>>
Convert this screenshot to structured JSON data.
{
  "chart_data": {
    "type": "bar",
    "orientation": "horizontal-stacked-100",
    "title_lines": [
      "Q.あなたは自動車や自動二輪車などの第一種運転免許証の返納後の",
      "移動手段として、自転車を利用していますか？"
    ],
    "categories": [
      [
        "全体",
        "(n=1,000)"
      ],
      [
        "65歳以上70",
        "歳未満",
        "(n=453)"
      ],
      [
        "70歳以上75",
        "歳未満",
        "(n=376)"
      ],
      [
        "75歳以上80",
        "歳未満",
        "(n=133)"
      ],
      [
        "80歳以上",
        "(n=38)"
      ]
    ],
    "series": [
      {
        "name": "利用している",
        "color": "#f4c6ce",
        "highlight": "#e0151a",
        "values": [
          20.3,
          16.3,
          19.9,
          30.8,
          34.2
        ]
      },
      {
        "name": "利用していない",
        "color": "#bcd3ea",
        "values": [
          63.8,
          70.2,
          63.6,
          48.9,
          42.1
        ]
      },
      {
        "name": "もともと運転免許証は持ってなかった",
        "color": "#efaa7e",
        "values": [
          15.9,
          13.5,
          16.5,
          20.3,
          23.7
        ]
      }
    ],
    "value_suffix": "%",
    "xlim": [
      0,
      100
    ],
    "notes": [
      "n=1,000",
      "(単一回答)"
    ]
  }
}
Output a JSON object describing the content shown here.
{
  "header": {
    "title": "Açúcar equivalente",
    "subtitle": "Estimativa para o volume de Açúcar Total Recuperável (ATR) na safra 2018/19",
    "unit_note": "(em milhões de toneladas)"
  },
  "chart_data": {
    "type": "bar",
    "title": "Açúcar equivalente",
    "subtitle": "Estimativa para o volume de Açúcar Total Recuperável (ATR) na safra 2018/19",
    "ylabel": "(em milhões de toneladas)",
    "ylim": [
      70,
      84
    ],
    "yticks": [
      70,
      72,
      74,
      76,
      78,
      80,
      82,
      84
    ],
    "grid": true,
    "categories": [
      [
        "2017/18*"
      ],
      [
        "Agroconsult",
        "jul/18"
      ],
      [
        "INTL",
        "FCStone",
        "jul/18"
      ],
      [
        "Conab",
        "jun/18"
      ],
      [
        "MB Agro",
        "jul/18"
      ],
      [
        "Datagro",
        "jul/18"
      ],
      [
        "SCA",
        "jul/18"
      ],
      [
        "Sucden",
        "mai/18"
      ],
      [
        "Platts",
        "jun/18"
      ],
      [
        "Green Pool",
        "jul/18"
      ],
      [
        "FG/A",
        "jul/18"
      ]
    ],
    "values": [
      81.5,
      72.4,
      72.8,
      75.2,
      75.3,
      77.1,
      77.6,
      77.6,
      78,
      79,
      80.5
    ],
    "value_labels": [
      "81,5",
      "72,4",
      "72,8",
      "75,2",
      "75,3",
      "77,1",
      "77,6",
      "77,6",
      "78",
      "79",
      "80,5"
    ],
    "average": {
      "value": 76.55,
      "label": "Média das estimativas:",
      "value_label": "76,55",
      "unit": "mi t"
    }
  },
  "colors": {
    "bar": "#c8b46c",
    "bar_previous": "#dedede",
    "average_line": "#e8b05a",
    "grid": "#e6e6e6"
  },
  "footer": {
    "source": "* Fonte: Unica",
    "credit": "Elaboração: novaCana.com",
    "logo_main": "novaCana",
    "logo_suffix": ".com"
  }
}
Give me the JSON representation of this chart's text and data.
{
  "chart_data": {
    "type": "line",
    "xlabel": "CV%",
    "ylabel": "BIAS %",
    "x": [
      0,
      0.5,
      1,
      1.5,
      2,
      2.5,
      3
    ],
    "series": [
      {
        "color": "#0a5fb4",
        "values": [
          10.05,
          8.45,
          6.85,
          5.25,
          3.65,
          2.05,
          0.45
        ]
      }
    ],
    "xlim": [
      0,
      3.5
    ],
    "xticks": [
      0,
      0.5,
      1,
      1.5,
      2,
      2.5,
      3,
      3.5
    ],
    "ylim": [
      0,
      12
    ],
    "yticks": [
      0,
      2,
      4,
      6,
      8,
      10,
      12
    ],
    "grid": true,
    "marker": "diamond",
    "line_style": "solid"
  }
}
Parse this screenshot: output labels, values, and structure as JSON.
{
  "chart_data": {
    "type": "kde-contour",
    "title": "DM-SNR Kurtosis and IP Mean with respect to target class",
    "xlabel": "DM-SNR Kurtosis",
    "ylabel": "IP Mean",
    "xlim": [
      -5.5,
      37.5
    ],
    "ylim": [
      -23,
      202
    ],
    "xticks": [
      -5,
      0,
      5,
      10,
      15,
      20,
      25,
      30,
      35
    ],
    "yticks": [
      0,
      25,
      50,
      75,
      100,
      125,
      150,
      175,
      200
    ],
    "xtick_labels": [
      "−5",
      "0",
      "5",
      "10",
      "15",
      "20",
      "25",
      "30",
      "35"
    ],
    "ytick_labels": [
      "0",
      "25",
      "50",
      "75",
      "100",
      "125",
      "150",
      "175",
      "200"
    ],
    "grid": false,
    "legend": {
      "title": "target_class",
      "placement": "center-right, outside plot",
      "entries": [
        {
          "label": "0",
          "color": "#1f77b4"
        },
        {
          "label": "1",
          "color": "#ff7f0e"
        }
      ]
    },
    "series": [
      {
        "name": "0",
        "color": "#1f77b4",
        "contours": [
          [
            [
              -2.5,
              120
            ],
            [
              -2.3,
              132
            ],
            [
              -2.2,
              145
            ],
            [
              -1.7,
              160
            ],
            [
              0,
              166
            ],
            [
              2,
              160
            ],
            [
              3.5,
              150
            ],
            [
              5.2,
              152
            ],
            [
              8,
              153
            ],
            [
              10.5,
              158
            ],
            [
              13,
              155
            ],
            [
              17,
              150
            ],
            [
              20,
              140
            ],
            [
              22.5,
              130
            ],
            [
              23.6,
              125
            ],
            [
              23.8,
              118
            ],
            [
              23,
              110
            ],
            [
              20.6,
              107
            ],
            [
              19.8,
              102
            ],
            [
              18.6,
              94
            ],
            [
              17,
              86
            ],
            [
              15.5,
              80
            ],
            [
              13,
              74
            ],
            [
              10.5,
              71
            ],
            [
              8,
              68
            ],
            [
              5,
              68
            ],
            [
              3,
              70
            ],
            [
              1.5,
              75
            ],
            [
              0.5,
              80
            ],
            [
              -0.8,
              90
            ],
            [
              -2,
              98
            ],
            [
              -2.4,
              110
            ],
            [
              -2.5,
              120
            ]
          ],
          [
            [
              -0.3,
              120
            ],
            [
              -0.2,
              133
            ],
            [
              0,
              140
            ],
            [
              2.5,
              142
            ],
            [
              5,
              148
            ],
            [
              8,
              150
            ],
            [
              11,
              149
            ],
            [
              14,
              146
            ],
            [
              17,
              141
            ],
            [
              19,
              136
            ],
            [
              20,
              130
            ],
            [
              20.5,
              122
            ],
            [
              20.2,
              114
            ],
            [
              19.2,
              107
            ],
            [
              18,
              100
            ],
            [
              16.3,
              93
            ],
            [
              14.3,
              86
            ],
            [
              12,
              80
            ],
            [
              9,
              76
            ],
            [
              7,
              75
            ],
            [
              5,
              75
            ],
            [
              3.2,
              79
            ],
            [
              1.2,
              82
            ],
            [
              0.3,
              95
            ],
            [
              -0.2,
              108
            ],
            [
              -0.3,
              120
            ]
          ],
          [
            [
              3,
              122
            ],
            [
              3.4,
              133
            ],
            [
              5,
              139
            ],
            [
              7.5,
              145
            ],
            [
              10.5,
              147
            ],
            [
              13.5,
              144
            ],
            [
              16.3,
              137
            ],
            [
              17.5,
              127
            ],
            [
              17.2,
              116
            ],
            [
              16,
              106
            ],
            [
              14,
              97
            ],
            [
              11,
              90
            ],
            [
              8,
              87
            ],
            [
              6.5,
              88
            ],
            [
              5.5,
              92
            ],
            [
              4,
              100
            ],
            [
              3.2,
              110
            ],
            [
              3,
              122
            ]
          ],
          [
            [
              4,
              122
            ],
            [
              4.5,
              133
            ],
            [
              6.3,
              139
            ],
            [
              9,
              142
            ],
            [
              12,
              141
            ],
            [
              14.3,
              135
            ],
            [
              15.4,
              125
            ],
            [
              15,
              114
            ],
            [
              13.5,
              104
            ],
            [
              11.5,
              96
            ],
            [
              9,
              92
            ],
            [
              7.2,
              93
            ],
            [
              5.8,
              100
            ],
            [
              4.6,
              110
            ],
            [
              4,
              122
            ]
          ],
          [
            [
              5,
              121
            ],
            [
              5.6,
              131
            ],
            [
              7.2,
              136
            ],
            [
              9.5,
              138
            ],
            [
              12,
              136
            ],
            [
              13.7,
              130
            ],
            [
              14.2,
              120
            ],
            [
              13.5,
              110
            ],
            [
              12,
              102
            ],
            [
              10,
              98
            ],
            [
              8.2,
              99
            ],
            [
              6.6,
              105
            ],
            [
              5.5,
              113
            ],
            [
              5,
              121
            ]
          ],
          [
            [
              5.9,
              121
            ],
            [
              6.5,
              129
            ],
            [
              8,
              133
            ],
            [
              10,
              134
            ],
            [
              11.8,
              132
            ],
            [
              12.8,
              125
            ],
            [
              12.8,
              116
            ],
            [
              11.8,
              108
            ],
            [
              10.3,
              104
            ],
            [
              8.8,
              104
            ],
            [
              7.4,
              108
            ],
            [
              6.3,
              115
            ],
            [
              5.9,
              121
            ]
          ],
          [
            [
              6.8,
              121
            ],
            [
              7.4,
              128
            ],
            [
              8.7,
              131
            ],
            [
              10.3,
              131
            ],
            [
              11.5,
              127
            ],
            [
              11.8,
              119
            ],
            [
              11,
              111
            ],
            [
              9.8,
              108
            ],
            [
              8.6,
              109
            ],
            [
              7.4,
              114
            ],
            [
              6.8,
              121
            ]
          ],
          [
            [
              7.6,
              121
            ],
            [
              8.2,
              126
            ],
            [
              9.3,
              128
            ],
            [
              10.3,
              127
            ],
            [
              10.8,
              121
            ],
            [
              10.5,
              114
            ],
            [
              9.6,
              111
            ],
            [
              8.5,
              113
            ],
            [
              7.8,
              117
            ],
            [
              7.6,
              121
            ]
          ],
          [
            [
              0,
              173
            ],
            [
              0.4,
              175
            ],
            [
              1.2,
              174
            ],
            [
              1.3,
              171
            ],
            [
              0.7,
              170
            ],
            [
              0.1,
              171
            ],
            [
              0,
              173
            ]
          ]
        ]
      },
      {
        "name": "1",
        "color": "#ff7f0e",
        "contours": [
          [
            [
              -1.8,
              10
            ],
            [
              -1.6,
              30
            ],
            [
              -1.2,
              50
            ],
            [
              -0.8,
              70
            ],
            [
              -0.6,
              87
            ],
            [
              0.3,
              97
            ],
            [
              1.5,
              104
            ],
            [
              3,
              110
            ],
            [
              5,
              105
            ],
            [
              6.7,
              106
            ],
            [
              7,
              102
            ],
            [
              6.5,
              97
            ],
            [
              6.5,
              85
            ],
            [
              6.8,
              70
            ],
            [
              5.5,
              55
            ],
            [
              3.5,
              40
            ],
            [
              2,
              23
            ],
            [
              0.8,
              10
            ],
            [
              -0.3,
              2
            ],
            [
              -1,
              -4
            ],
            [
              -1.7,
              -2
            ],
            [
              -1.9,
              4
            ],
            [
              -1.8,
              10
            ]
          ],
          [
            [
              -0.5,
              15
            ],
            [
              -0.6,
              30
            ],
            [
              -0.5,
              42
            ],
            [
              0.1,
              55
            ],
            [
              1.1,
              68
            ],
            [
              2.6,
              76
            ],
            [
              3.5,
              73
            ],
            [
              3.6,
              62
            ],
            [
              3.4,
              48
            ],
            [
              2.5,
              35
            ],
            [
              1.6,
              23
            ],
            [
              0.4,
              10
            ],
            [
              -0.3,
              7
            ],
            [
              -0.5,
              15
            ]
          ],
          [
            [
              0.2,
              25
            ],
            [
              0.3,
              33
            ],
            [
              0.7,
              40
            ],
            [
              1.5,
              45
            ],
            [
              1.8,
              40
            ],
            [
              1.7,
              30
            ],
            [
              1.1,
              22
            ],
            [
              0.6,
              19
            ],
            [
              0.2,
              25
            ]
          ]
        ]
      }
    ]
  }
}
<<
*Set problem:*
Report how many lines in the data include the word "JSON", and give nothing but the count.

*Final result:*
4